> [Data supplied]:
• • • • • • •

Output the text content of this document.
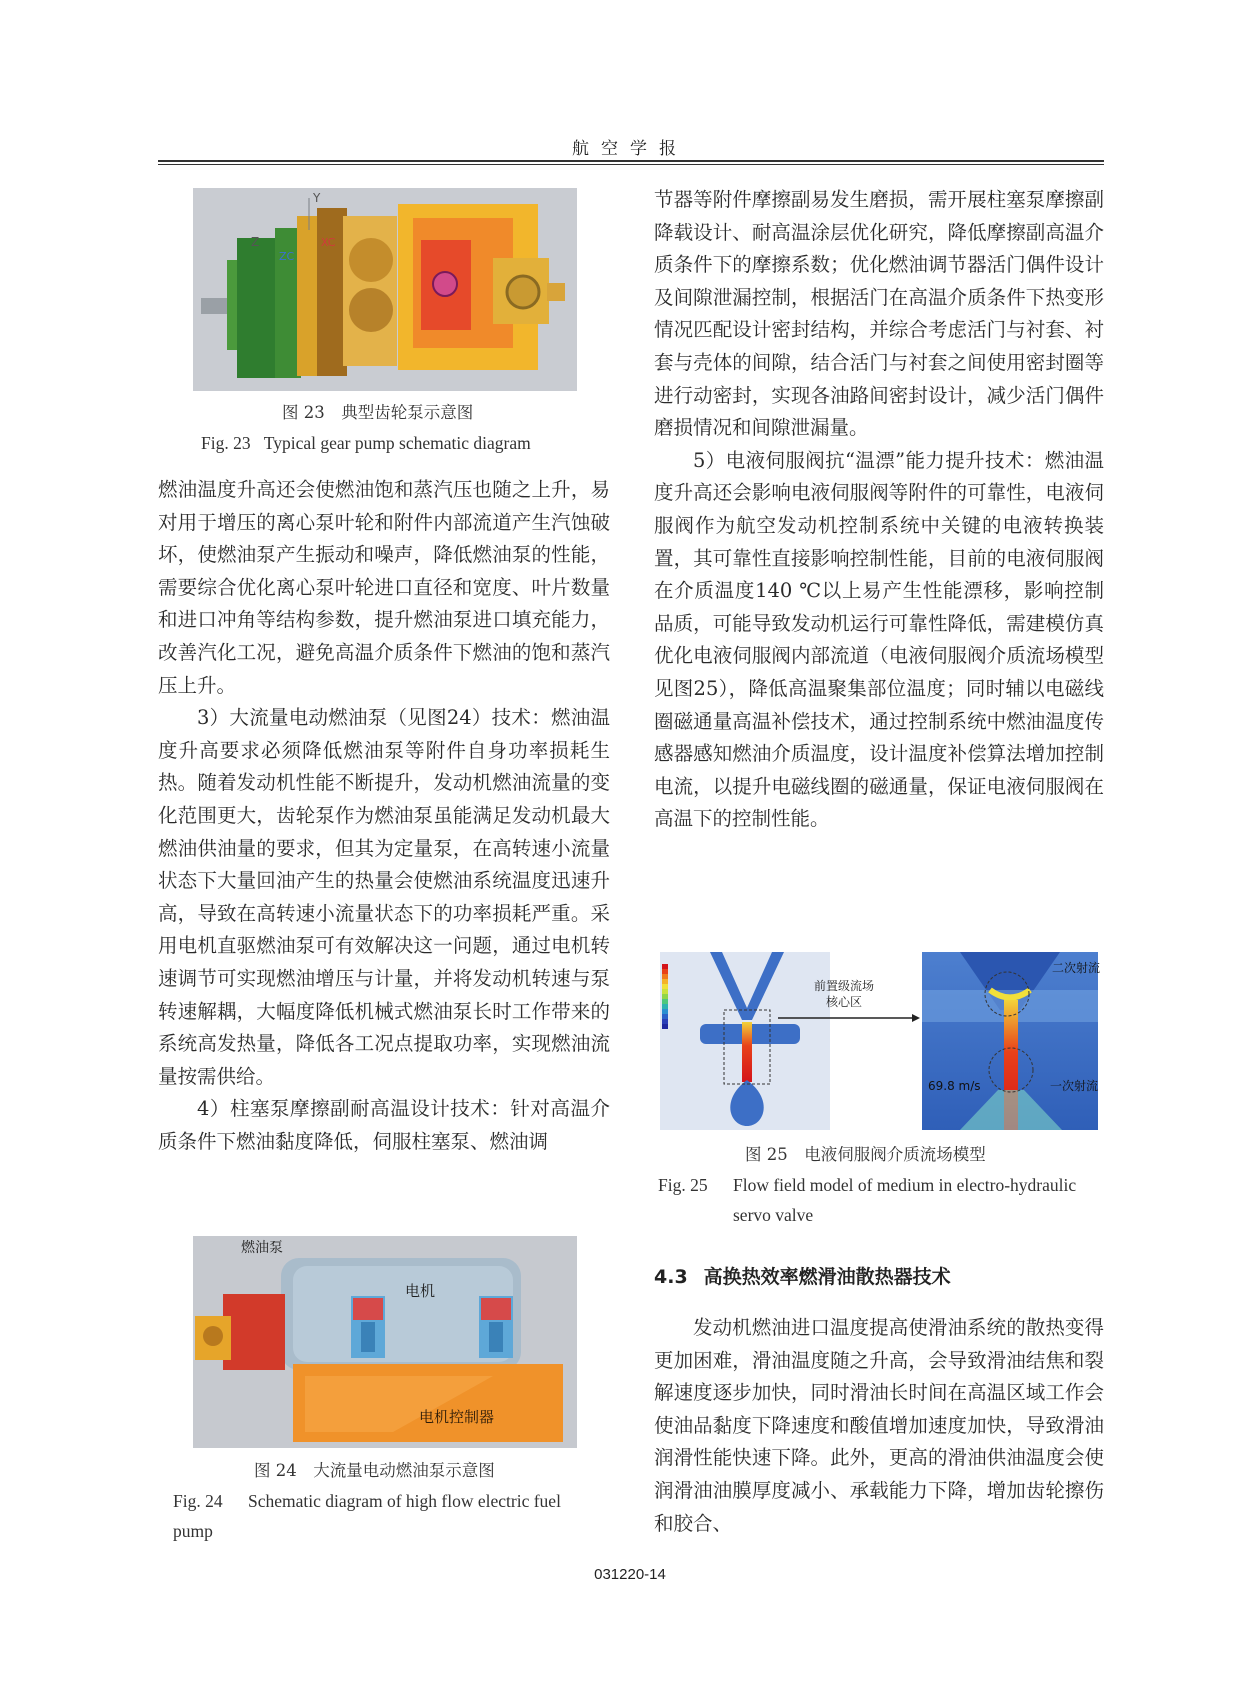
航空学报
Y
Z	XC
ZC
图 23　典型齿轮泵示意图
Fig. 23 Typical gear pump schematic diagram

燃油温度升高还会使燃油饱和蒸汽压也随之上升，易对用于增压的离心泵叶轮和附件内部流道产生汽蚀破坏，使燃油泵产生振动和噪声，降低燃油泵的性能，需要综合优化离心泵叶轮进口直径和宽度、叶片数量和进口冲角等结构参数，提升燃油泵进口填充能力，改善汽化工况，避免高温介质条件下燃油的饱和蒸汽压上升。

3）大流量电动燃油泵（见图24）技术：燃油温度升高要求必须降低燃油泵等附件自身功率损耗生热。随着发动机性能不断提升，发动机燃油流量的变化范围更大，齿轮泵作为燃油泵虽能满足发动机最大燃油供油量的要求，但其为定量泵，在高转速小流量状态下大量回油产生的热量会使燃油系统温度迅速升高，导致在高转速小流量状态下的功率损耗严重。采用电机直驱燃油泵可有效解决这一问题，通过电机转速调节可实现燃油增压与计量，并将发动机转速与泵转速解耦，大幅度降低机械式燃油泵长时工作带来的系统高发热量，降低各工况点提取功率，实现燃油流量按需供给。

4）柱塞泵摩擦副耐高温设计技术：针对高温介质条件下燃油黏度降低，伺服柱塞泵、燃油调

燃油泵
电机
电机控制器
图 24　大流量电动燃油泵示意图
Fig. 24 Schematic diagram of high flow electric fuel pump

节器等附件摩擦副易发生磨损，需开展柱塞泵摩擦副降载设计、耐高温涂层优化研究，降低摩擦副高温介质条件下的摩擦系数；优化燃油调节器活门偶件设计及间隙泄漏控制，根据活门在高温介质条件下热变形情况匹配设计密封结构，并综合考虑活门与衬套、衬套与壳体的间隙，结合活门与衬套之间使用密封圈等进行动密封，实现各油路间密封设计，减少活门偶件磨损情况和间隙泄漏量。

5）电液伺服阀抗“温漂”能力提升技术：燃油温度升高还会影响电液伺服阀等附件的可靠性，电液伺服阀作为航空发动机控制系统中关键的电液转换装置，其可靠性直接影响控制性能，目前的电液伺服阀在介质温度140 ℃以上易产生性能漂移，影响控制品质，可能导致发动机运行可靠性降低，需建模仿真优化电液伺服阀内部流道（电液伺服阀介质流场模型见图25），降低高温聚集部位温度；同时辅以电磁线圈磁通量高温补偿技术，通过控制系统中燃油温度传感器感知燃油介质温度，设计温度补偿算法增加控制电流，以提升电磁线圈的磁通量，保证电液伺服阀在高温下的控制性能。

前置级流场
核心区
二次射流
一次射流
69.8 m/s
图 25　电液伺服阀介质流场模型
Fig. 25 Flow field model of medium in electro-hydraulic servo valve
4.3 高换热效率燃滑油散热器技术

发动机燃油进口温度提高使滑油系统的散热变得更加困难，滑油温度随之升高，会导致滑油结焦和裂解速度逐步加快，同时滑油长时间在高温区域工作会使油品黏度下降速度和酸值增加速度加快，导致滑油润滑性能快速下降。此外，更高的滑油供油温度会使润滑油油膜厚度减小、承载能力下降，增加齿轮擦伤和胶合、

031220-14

• • • • • • •

> [Stated task]: Check each line of the data above for the string "pump", then report how many lines have it, with no other words.

> [Answer for this exercise]: 2